页面正文.
┌──

作者李雷波,中国人民解放军国防大学政治学院副教授
1931年九一八事变爆发,日本发动蓄谋已久的侵华战争,企图变中国为其殖民地。自此,中日民族矛盾逐渐上升为主要矛盾。为挽救民族危亡,中国共产党举起武装抗日大旗,号召“停止内战、一致对外”,成为抗日民族统一战线的倡导者和组织者。
不过,经历了大革命失败与十年国内革命战争洗礼,中共已深切认识到军事力量在抗战中的重要地位。因而,在全民族抗战环境下,特别强调努力“争取民族革命战争领导权”。1938年11月6日,毛泽东在中共六届六中全会结论报告中告诫全党:“处在这样环境中的无产阶级政党,应该看清问题的中心。”共产党人不能争个人的兵权,“但要争党的兵权,要争人民的兵权”,“还要争民族的兵权”。现在,“日本帝国主义的压迫和全民抗战,把劳动人民推上了战争的舞台,共产党员应该成为这个战争的最自觉的领导者”。
1937年8月,红军奉命改编为八路军渐次开赴山西战场。然“不足四万”的总兵力,很难真正起“领导”作用。为打好持久抗战的力量基础,中共中央既强调八路军在对日作战中要“成为一切抗日友军的模范”,又要求切实“保存和扩大红军”。毛泽东最初为八路军确立的核心任务,首为“独立自主的山地游击战”,其次便是从“壮气军地位”发展至“实力领导地位”。
八路军一一五师首战平型关,打出了中共军队的“模范作用”。随后八路军其他部队在山西前线也给各友方留下极深印象。蒋介石曾电朱德:“捷报传来,无任欣慰。袭敌侧背,断其连络,收效甚大。希更发动民众,扩大行动,使敌有后顾之虑。”山西新绛县某青年村民谈道,“从前八路军驻在我们村中,给我们磨面、扫院、喂牲畜、抱小孩,好像一家人一样”,表示参军就去参加八路军。阎锡山说:“读了以上这种谈话,就知道老百姓对八路军印象很好。”
在初战告捷的喜悦外,毛泽东更关注到因“转移和频繁作战”产生的减员问题。10月6日,他指示总部:“要求程阎补充我军步枪3000至3500支、机关枪30至35挺,并允许补充新兵5000至7000人。”在太原失守后又连发三电,指示各部以“组织民众武装为第一义”。八路军随即“认定扩军为全盘工作的枢纽”,此后月余山西各地都是扩兵工作团,扩军成绩斐然。据报部队出发时仅约34000人,虽经最初两个月减员,但到1937年底已发展至92000余人。
不过,快速扩充也带来不少问题。1938年初,王震即在三五九旅干部会议上批评因快速扩充带来的纪律松懈问题。陈赓也注意到“新战士像潮水一样涌到我们部队来”,问题在如何“培养巩固”。他认为本年首要工作,“是把我们从‘壮气军’的地位提高到实际领导与有完全决定胜负意义的地位”。当然,想要获得“完全决定胜负”的地位,还有一定距离。

└──

一组连续条目.
┌──

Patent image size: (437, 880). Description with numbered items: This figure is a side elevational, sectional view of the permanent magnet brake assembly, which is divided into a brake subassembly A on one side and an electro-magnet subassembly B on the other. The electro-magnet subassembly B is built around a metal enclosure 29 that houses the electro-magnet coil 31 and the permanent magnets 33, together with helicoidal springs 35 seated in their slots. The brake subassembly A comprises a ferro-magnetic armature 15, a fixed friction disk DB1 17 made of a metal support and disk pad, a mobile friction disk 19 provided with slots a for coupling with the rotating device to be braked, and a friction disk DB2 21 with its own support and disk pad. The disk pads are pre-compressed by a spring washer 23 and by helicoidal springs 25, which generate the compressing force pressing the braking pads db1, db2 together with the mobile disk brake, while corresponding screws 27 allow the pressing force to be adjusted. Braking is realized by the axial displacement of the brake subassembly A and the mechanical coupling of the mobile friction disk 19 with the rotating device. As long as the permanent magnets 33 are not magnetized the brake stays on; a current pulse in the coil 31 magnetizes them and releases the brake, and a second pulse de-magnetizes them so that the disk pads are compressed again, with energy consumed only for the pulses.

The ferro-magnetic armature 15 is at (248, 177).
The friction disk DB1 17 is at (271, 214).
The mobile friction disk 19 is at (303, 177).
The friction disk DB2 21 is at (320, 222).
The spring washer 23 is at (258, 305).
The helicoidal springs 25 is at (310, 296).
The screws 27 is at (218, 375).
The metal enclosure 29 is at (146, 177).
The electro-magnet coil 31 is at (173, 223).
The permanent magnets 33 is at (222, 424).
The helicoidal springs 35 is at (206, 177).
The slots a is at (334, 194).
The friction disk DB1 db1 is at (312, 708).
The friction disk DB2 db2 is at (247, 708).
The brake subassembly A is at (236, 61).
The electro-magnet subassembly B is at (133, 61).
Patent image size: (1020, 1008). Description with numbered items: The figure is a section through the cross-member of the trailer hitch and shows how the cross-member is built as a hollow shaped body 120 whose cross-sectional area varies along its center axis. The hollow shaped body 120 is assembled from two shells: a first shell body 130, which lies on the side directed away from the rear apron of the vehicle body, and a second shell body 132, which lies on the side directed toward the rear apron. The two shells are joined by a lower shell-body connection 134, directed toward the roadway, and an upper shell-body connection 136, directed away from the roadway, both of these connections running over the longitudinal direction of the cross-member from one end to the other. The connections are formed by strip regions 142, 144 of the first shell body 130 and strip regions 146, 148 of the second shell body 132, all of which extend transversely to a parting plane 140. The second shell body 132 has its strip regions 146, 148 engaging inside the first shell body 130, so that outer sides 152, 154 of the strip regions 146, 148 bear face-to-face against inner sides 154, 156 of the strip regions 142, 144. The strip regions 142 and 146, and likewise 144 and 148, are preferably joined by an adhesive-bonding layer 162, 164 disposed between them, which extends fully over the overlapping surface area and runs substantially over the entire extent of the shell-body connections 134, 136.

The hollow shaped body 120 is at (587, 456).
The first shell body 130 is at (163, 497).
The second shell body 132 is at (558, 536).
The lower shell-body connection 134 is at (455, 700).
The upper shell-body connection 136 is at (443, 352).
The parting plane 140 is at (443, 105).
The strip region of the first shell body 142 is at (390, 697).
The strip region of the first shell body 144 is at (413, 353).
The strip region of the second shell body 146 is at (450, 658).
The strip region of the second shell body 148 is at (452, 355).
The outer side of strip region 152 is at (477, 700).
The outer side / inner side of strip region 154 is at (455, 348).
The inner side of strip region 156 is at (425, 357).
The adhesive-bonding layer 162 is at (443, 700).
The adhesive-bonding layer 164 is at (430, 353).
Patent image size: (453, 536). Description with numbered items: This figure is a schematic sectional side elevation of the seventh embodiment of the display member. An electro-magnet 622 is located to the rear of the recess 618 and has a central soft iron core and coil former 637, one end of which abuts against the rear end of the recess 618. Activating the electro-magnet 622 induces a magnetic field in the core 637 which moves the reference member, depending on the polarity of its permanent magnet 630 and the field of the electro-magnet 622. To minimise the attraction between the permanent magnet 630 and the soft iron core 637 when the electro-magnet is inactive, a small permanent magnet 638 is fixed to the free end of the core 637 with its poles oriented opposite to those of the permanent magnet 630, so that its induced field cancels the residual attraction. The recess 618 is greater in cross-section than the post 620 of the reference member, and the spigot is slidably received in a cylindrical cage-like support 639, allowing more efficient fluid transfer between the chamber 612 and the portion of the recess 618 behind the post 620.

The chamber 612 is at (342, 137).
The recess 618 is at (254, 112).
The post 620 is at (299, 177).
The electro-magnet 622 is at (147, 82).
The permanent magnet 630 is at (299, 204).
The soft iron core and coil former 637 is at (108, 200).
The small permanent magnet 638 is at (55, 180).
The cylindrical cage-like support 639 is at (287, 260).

└──

练习题.
[1] 将正文中的句子“自此,中日民族矛盾逐渐上升为主要矛盾。”译成英语。
[2] 将正文中从“1937年8月,红军奉命改编”到“年底已发展至92000余人。”的部分重新写出,并把其中的“扩军”换成“扩编”。
这些条目是另行提供的独立材料。

参考答案.
[1] From then on, the national contradiction between China and Japan gradually rose to become the principal contradiction.

[2]
1937年8月,红军奉命改编为八路军渐次开赴山西战场。然“不足四万”的总兵力,很难真正起“领导”作用。为打好持久抗战的力量基础,中共中央既强调八路军在对日作战中要“成为一切抗日友军的模范”,又要求切实“保存和扩大红军”。毛泽东最初为八路军确立的核心任务,首为“独立自主的山地游击战”,其次便是从“壮气军地位”发展至“实力领导地位”。
八路军一一五师首战平型关,打出了中共军队的“模范作用”。随后八路军其他部队在山西前线也给各友方留下极深印象。蒋介石曾电朱德:“捷报传来,无任欣慰。袭敌侧背,断其连络,收效甚大。希更发动民众,扩大行动,使敌有后顾之虑。”山西新绛县某青年村民谈道,“从前八路军驻在我们村中,给我们磨面、扫院、喂牲畜、抱小孩,好像一家人一样”,表示参军就去参加八路军。阎锡山说:“读了以上这种谈话,就知道老百姓对八路军印象很好。”
在初战告捷的喜悦外,毛泽东更关注到因“转移和频繁作战”产生的减员问题。10月6日,他指示总部:“要求程阎补充我军步枪3000至3500支、机关枪30至35挺,并允许补充新兵5000至7000人。”在太原失守后又连发三电,指示各部以“组织民众武装为第一义”。八路军随即“认定扩编为全盘工作的枢纽”,此后月余山西各地都是扩兵工作团,扩编成绩斐然。据报部队出发时仅约34000人,虽经最初两个月减员,但到1937年底已发展至92000余人。